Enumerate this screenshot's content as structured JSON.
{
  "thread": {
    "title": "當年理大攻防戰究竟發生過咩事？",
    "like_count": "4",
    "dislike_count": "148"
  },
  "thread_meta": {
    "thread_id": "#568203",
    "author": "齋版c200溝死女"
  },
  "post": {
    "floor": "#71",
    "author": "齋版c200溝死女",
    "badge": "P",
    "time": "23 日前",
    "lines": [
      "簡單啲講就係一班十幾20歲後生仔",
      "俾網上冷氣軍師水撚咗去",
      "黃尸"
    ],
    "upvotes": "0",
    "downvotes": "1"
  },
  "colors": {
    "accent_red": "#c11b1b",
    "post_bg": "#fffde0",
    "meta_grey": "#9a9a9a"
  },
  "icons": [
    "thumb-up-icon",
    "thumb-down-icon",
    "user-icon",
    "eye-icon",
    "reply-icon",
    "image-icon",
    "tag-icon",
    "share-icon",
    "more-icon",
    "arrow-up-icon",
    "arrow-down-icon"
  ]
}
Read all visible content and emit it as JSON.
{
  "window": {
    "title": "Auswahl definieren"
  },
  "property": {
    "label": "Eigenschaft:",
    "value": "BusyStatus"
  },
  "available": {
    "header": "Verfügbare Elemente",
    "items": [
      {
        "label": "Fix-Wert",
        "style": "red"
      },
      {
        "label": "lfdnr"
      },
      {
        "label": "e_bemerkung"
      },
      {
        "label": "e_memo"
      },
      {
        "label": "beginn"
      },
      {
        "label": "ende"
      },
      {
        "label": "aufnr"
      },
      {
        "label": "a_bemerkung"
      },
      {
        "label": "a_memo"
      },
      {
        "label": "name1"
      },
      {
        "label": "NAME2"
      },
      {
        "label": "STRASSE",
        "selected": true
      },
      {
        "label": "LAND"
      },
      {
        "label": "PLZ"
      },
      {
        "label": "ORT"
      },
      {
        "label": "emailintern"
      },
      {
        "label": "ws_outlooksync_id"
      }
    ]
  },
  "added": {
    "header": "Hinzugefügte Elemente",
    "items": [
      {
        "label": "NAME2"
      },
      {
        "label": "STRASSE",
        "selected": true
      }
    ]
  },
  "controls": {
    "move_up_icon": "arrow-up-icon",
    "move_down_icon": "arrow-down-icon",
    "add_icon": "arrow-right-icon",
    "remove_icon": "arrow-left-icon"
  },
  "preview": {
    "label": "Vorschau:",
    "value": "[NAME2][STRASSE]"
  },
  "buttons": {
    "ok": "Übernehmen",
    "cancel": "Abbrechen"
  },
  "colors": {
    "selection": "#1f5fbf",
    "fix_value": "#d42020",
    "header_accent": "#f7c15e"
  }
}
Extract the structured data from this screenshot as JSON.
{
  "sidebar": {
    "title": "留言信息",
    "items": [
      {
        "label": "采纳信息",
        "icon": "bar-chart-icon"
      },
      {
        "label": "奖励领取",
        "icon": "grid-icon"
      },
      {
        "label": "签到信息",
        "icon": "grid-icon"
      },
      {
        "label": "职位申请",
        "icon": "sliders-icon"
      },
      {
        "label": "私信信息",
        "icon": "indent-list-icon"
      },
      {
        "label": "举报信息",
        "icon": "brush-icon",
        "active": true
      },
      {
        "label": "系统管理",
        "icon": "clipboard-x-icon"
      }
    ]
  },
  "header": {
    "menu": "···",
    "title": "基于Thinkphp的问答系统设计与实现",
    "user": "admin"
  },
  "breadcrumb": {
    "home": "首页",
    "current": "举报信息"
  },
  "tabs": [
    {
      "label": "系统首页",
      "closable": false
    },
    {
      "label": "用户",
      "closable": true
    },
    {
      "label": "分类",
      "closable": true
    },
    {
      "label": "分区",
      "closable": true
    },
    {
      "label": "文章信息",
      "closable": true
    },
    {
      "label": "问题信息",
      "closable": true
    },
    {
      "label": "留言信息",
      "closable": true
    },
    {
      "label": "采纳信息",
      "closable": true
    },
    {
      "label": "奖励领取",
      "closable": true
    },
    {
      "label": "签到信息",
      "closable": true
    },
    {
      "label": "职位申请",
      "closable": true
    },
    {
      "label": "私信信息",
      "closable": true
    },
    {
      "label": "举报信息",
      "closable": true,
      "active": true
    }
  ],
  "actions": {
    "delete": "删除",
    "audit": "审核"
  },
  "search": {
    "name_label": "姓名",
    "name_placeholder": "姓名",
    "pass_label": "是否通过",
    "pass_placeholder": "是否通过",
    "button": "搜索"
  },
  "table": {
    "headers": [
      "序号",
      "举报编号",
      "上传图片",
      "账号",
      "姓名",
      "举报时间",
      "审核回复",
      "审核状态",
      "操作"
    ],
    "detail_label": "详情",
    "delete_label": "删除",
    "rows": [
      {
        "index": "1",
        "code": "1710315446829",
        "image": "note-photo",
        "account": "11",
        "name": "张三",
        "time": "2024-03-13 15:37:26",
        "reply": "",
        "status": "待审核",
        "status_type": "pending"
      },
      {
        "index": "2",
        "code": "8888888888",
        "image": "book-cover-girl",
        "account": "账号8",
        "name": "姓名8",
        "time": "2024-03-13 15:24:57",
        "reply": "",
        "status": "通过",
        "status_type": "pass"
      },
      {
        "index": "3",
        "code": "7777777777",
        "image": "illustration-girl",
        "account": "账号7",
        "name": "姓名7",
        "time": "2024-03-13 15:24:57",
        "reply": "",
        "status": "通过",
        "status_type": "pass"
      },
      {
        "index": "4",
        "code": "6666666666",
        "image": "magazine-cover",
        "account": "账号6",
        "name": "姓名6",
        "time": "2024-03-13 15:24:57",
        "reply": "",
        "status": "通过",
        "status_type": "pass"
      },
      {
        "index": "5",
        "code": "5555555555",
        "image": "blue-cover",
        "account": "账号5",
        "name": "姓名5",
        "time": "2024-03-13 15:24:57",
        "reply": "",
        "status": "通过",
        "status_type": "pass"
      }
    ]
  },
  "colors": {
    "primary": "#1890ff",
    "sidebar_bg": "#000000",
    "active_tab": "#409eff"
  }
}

◆ **GOAL OF THE EXERCISE**
Extract each entry in full, exactly as given.

◆ **FINISHED EXERCISE**
Enumerate this screenshot's content as structured JSON.
{
  "thread": {
    "title": "當年理大攻防戰究竟發生過咩事？",
    "like_count": "4",
    "dislike_count": "148"
  },
  "thread_meta": {
    "thread_id": "#568203",
    "author": "齋版c200溝死女"
  },
  "post": {
    "floor": "#71",
    "author": "齋版c200溝死女",
    "badge": "P",
    "time": "23 日前",
    "lines": [
      "簡單啲講就係一班十幾20歲後生仔",
      "俾網上冷氣軍師水撚咗去",
      "黃尸"
    ],
    "upvotes": "0",
    "downvotes": "1"
  },
  "colors": {
    "accent_red": "#c11b1b",
    "post_bg": "#fffde0",
    "meta_grey": "#9a9a9a"
  },
  "icons": [
    "thumb-up-icon",
    "thumb-down-icon",
    "user-icon",
    "eye-icon",
    "reply-icon",
    "image-icon",
    "tag-icon",
    "share-icon",
    "more-icon",
    "arrow-up-icon",
    "arrow-down-icon"
  ]
}
Read all visible content and emit it as JSON.
{
  "window": {
    "title": "Auswahl definieren"
  },
  "property": {
    "label": "Eigenschaft:",
    "value": "BusyStatus"
  },
  "available": {
    "header": "Verfügbare Elemente",
    "items": [
      {
        "label": "Fix-Wert",
        "style": "red"
      },
      {
        "label": "lfdnr"
      },
      {
        "label": "e_bemerkung"
      },
      {
        "label": "e_memo"
      },
      {
        "label": "beginn"
      },
      {
        "label": "ende"
      },
      {
        "label": "aufnr"
      },
      {
        "label": "a_bemerkung"
      },
      {
        "label": "a_memo"
      },
      {
        "label": "name1"
      },
      {
        "label": "NAME2"
      },
      {
        "label": "STRASSE",
        "selected": true
      },
      {
        "label": "LAND"
      },
      {
        "label": "PLZ"
      },
      {
        "label": "ORT"
      },
      {
        "label": "emailintern"
      },
      {
        "label": "ws_outlooksync_id"
      }
    ]
  },
  "added": {
    "header": "Hinzugefügte Elemente",
    "items": [
      {
        "label": "NAME2"
      },
      {
        "label": "STRASSE",
        "selected": true
      }
    ]
  },
  "controls": {
    "move_up_icon": "arrow-up-icon",
    "move_down_icon": "arrow-down-icon",
    "add_icon": "arrow-right-icon",
    "remove_icon": "arrow-left-icon"
  },
  "preview": {
    "label": "Vorschau:",
    "value": "[NAME2][STRASSE]"
  },
  "buttons": {
    "ok": "Übernehmen",
    "cancel": "Abbrechen"
  },
  "colors": {
    "selection": "#1f5fbf",
    "fix_value": "#d42020",
    "header_accent": "#f7c15e"
  }
}
Extract the structured data from this screenshot as JSON.
{
  "sidebar": {
    "title": "留言信息",
    "items": [
      {
        "label": "采纳信息",
        "icon": "bar-chart-icon"
      },
      {
        "label": "奖励领取",
        "icon": "grid-icon"
      },
      {
        "label": "签到信息",
        "icon": "grid-icon"
      },
      {
        "label": "职位申请",
        "icon": "sliders-icon"
      },
      {
        "label": "私信信息",
        "icon": "indent-list-icon"
      },
      {
        "label": "举报信息",
        "icon": "brush-icon",
        "active": true
      },
      {
        "label": "系统管理",
        "icon": "clipboard-x-icon"
      }
    ]
  },
  "header": {
    "menu": "···",
    "title": "基于Thinkphp的问答系统设计与实现",
    "user": "admin"
  },
  "breadcrumb": {
    "home": "首页",
    "current": "举报信息"
  },
  "tabs": [
    {
      "label": "系统首页",
      "closable": false
    },
    {
      "label": "用户",
      "closable": true
    },
    {
      "label": "分类",
      "closable": true
    },
    {
      "label": "分区",
      "closable": true
    },
    {
      "label": "文章信息",
      "closable": true
    },
    {
      "label": "问题信息",
      "closable": true
    },
    {
      "label": "留言信息",
      "closable": true
    },
    {
      "label": "采纳信息",
      "closable": true
    },
    {
      "label": "奖励领取",
      "closable": true
    },
    {
      "label": "签到信息",
      "closable": true
    },
    {
      "label": "职位申请",
      "closable": true
    },
    {
      "label": "私信信息",
      "closable": true
    },
    {
      "label": "举报信息",
      "closable": true,
      "active": true
    }
  ],
  "actions": {
    "delete": "删除",
    "audit": "审核"
  },
  "search": {
    "name_label": "姓名",
    "name_placeholder": "姓名",
    "pass_label": "是否通过",
    "pass_placeholder": "是否通过",
    "button": "搜索"
  },
  "table": {
    "headers": [
      "序号",
      "举报编号",
      "上传图片",
      "账号",
      "姓名",
      "举报时间",
      "审核回复",
      "审核状态",
      "操作"
    ],
    "detail_label": "详情",
    "delete_label": "删除",
    "rows": [
      {
        "index": "1",
        "code": "1710315446829",
        "image": "note-photo",
        "account": "11",
        "name": "张三",
        "time": "2024-03-13 15:37:26",
        "reply": "",
        "status": "待审核",
        "status_type": "pending"
      },
      {
        "index": "2",
        "code": "8888888888",
        "image": "book-cover-girl",
        "account": "账号8",
        "name": "姓名8",
        "time": "2024-03-13 15:24:57",
        "reply": "",
        "status": "通过",
        "status_type": "pass"
      },
      {
        "index": "3",
        "code": "7777777777",
        "image": "illustration-girl",
        "account": "账号7",
        "name": "姓名7",
        "time": "2024-03-13 15:24:57",
        "reply": "",
        "status": "通过",
        "status_type": "pass"
      },
      {
        "index": "4",
        "code": "6666666666",
        "image": "magazine-cover",
        "account": "账号6",
        "name": "姓名6",
        "time": "2024-03-13 15:24:57",
        "reply": "",
        "status": "通过",
        "status_type": "pass"
      },
      {
        "index": "5",
        "code": "5555555555",
        "image": "blue-cover",
        "account": "账号5",
        "name": "姓名5",
        "time": "2024-03-13 15:24:57",
        "reply": "",
        "status": "通过",
        "status_type": "pass"
      }
    ]
  },
  "colors": {
    "primary": "#1890ff",
    "sidebar_bg": "#000000",
    "active_tab": "#409eff"
  }
}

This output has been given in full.